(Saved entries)

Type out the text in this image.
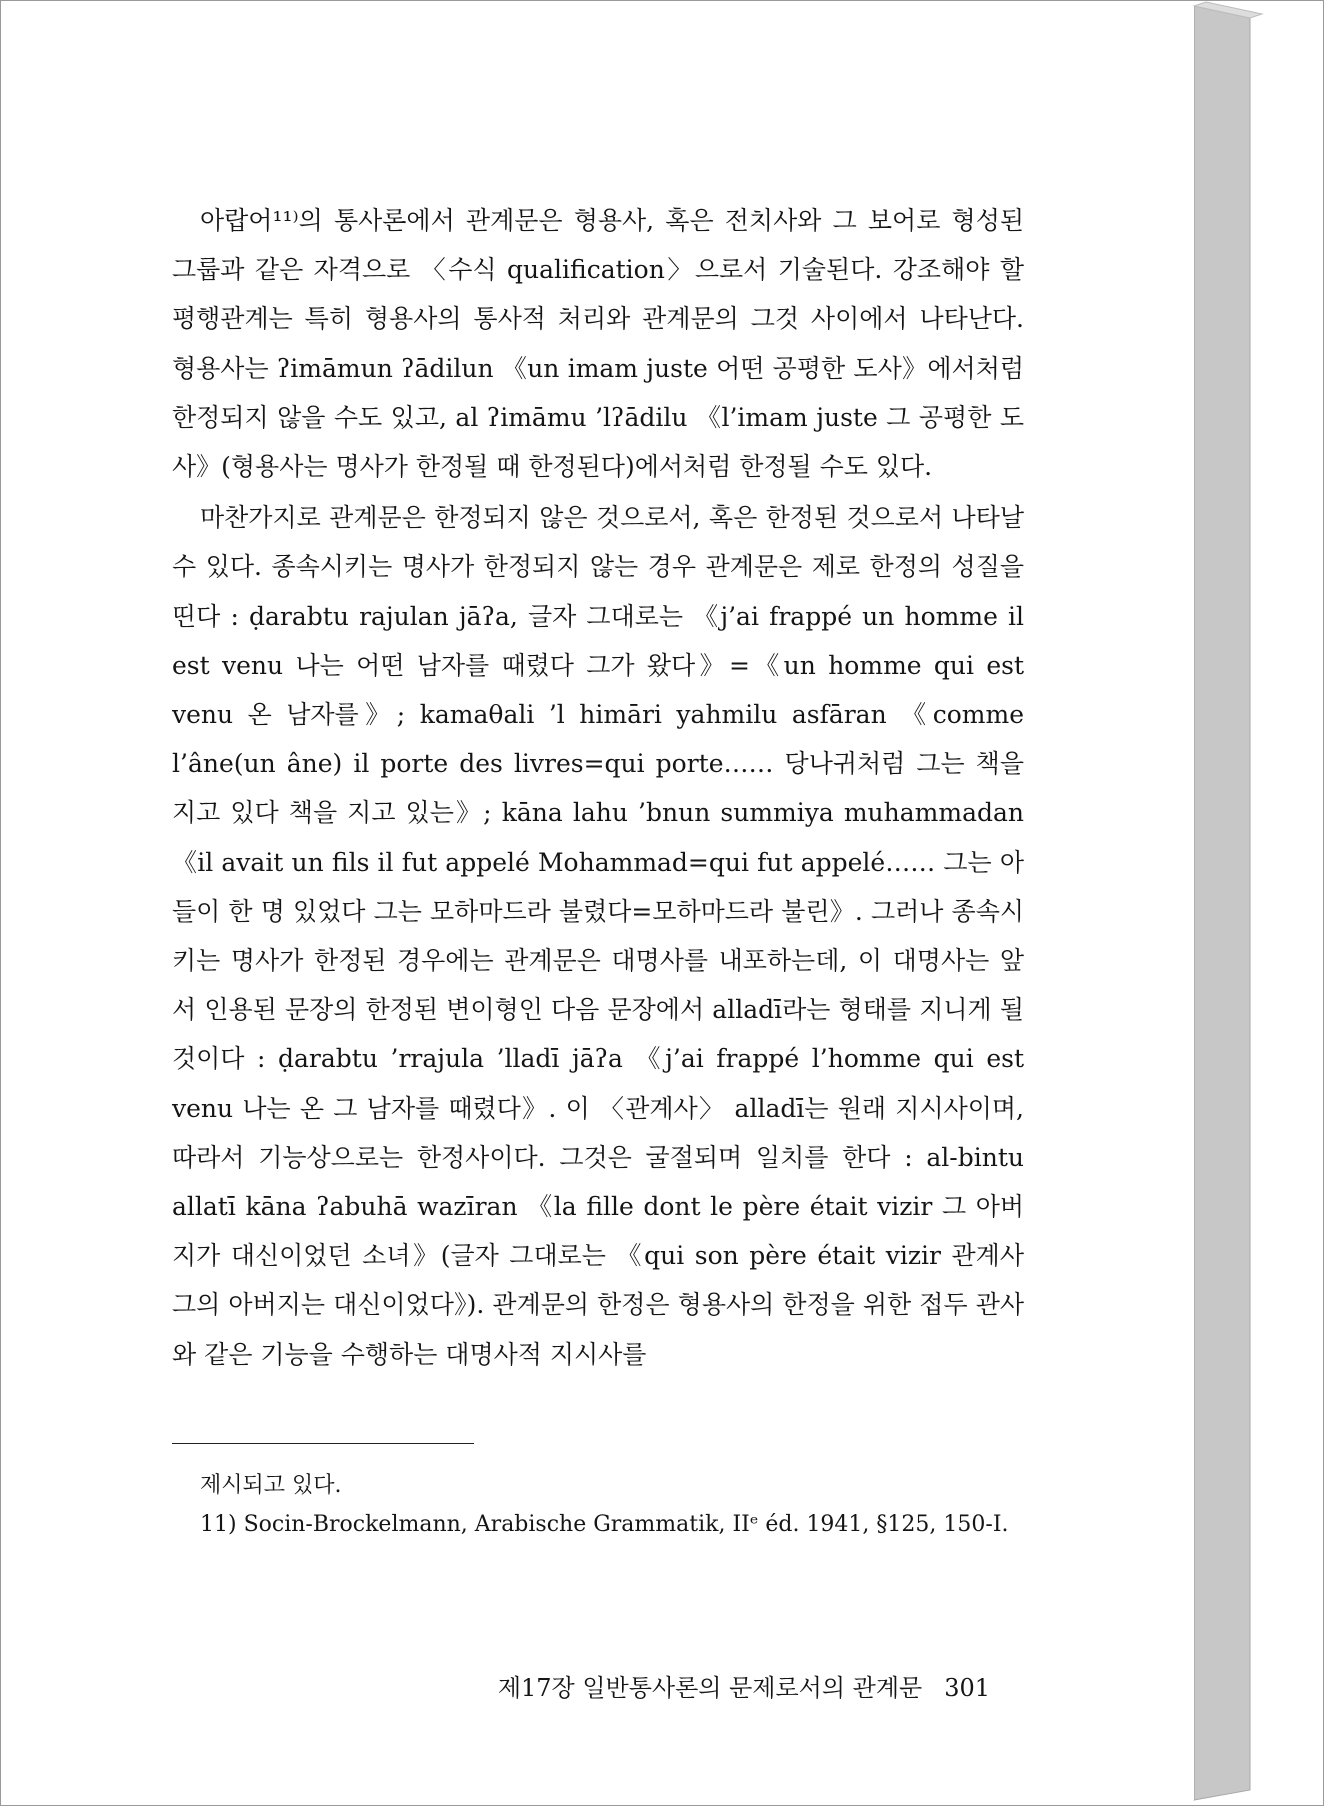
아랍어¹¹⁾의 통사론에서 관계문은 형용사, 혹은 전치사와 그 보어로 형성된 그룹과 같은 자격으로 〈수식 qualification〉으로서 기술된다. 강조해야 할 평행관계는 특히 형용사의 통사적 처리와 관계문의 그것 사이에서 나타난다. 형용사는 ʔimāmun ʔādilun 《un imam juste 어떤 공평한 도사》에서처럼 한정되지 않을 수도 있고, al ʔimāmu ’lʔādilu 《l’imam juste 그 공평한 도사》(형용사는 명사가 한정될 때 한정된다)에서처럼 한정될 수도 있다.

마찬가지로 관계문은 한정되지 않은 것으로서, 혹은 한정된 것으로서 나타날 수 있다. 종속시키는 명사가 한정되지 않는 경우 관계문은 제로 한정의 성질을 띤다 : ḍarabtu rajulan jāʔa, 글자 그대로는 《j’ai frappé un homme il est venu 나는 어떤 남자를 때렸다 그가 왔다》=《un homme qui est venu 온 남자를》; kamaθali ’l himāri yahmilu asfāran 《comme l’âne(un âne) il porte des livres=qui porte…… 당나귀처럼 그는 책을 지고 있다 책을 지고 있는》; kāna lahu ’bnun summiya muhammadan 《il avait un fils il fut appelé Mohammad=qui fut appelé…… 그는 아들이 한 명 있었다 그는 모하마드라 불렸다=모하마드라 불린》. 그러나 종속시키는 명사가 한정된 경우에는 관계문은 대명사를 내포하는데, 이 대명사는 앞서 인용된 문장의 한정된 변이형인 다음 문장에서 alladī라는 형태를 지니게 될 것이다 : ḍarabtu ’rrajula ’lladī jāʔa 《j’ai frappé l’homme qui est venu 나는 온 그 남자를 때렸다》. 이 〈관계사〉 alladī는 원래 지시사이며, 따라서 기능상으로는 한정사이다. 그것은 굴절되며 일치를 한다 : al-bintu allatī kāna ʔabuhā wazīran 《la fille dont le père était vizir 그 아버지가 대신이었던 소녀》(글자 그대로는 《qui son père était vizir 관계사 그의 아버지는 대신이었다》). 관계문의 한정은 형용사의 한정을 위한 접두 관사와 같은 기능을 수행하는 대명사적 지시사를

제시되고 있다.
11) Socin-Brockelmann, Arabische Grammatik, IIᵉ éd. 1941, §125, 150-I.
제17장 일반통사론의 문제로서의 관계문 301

GIVEN REQUEST
Copy each line of the listing that holds the word "관계문의".

RESPONSE TO THIS EXERCISE
아랍어¹¹⁾의 통사론에서 관계문은 형용사, 혹은 전치사와 그 보어로 형성된 그룹과 같은 자격으로 〈수식 qualification〉으로서 기술된다. 강조해야 할 평행관계는 특히 형용사의 통사적 처리와 관계문의 그것 사이에서 나타난다. 형용사는 ʔimāmun ʔādilun 《un imam juste 어떤 공평한 도사》에서처럼 한정되지 않을 수도 있고, al ʔimāmu ’lʔādilu 《l’imam juste 그 공평한 도사》(형용사는 명사가 한정될 때 한정된다)에서처럼 한정될 수도 있다.
마찬가지로 관계문은 한정되지 않은 것으로서, 혹은 한정된 것으로서 나타날 수 있다. 종속시키는 명사가 한정되지 않는 경우 관계문은 제로 한정의 성질을 띤다 : ḍarabtu rajulan jāʔa, 글자 그대로는 《j’ai frappé un homme il est venu 나는 어떤 남자를 때렸다 그가 왔다》=《un homme qui est venu 온 남자를》; kamaθali ’l himāri yahmilu asfāran 《comme l’âne(un âne) il porte des livres=qui porte…… 당나귀처럼 그는 책을 지고 있다 책을 지고 있는》; kāna lahu ’bnun summiya muhammadan 《il avait un fils il fut appelé Mohammad=qui fut appelé…… 그는 아들이 한 명 있었다 그는 모하마드라 불렸다=모하마드라 불린》. 그러나 종속시키는 명사가 한정된 경우에는 관계문은 대명사를 내포하는데, 이 대명사는 앞서 인용된 문장의 한정된 변이형인 다음 문장에서 alladī라는 형태를 지니게 될 것이다 : ḍarabtu ’rrajula ’lladī jāʔa 《j’ai frappé l’homme qui est venu 나는 온 그 남자를 때렸다》. 이 〈관계사〉 alladī는 원래 지시사이며, 따라서 기능상으로는 한정사이다. 그것은 굴절되며 일치를 한다 : al-bintu allatī kāna ʔabuhā wazīran 《la fille dont le père était vizir 그 아버지가 대신이었던 소녀》(글자 그대로는 《qui son père était vizir 관계사 그의 아버지는 대신이었다》). 관계문의 한정은 형용사의 한정을 위한 접두 관사와 같은 기능을 수행하는 대명사적 지시사를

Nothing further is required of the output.